### To do
Collect all lines containing the word "content" from the data.

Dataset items

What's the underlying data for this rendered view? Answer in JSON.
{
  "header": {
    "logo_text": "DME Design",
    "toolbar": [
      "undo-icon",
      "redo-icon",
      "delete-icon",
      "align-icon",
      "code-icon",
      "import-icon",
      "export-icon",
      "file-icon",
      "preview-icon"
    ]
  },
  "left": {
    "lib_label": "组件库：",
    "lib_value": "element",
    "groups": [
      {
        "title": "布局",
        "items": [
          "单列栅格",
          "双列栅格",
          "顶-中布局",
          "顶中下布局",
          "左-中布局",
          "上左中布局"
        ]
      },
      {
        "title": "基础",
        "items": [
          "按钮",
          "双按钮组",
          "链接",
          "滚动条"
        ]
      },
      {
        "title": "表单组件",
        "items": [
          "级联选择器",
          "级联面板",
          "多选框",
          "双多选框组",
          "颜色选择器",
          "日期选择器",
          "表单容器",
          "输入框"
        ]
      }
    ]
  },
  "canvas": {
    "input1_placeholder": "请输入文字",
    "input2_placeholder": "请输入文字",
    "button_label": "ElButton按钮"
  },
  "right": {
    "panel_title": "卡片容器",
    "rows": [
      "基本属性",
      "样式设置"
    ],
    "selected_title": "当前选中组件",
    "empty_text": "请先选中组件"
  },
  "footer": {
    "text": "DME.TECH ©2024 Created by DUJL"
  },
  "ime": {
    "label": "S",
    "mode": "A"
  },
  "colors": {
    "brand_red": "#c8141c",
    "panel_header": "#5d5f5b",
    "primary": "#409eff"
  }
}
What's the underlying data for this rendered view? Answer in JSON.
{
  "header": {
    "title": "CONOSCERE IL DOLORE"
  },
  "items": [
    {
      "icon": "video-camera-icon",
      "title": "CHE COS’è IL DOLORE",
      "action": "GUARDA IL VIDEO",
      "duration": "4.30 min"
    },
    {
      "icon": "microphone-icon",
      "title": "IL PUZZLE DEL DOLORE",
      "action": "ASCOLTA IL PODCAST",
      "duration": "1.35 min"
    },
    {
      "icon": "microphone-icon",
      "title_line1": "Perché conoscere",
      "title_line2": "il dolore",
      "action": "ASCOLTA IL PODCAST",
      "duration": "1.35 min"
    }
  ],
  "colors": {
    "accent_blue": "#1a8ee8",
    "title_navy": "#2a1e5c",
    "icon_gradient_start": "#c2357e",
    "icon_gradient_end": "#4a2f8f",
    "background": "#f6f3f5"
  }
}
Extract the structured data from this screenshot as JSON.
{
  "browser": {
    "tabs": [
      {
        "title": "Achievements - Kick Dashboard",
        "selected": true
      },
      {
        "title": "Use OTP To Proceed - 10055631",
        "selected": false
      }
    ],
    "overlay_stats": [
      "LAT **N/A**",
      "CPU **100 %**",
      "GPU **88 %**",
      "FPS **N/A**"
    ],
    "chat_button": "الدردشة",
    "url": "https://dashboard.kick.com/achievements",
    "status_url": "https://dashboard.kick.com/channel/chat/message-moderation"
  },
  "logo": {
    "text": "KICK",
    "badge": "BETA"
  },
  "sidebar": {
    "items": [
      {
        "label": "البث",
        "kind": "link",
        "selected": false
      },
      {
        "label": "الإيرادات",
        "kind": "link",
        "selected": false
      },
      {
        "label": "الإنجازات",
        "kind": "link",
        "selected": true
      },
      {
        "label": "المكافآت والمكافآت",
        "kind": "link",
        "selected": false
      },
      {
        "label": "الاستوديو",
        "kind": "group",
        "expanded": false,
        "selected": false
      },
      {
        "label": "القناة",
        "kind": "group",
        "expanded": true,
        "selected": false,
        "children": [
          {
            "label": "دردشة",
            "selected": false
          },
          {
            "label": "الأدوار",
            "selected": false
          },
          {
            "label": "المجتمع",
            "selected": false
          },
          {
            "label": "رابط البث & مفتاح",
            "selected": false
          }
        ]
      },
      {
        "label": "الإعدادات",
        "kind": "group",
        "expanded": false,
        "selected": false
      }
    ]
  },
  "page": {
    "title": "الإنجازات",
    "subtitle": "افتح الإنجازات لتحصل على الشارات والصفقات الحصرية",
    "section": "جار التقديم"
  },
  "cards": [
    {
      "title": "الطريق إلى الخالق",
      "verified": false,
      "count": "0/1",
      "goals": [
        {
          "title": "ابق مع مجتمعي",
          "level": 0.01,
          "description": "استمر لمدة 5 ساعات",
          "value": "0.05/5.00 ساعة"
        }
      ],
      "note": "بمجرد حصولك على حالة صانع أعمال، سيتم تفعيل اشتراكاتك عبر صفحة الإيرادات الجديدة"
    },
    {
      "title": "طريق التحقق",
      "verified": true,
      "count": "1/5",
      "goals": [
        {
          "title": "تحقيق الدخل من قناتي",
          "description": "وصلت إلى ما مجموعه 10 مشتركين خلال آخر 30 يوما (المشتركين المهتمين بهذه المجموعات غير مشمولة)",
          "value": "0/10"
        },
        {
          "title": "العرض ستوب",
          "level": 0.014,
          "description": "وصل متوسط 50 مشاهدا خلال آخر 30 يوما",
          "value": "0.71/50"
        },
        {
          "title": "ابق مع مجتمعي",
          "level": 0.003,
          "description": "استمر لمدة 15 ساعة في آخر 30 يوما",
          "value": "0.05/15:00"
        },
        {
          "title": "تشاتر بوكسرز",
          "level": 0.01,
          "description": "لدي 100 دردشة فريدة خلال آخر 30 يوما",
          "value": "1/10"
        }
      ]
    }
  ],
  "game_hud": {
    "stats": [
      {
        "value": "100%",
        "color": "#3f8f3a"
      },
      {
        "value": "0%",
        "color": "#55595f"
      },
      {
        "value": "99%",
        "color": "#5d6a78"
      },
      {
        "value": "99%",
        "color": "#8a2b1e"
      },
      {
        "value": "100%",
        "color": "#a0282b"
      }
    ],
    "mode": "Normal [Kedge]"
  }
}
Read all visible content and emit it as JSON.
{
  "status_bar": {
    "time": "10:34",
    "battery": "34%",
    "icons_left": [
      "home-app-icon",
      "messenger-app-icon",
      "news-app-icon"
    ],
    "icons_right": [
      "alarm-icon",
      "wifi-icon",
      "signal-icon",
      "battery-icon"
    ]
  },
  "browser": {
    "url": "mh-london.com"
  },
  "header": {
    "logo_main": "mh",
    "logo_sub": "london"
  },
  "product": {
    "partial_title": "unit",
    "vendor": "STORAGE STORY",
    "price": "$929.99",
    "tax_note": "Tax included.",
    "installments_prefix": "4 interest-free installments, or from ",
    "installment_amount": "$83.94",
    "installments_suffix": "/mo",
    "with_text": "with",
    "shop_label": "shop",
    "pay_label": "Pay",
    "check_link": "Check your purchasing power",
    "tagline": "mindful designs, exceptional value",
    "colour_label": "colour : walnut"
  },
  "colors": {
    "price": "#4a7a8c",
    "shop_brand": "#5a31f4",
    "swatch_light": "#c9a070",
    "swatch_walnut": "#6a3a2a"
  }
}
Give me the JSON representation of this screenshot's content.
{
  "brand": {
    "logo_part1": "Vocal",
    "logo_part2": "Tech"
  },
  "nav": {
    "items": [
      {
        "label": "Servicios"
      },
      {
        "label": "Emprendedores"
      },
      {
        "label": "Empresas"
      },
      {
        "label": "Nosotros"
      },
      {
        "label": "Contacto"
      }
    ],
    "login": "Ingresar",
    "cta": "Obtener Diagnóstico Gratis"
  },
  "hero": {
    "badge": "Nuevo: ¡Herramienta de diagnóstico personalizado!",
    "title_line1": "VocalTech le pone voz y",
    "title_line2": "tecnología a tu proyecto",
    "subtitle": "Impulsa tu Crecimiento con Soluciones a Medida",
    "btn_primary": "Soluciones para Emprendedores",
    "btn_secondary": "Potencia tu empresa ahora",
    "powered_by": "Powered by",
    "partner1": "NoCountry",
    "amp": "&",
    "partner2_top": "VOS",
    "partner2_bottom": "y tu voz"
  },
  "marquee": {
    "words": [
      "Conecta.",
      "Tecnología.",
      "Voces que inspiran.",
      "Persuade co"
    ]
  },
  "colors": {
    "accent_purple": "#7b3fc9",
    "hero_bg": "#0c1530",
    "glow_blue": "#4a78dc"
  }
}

### Response to the task
Read all visible content and emit it as JSON.
Give me the JSON representation of this screenshot's content.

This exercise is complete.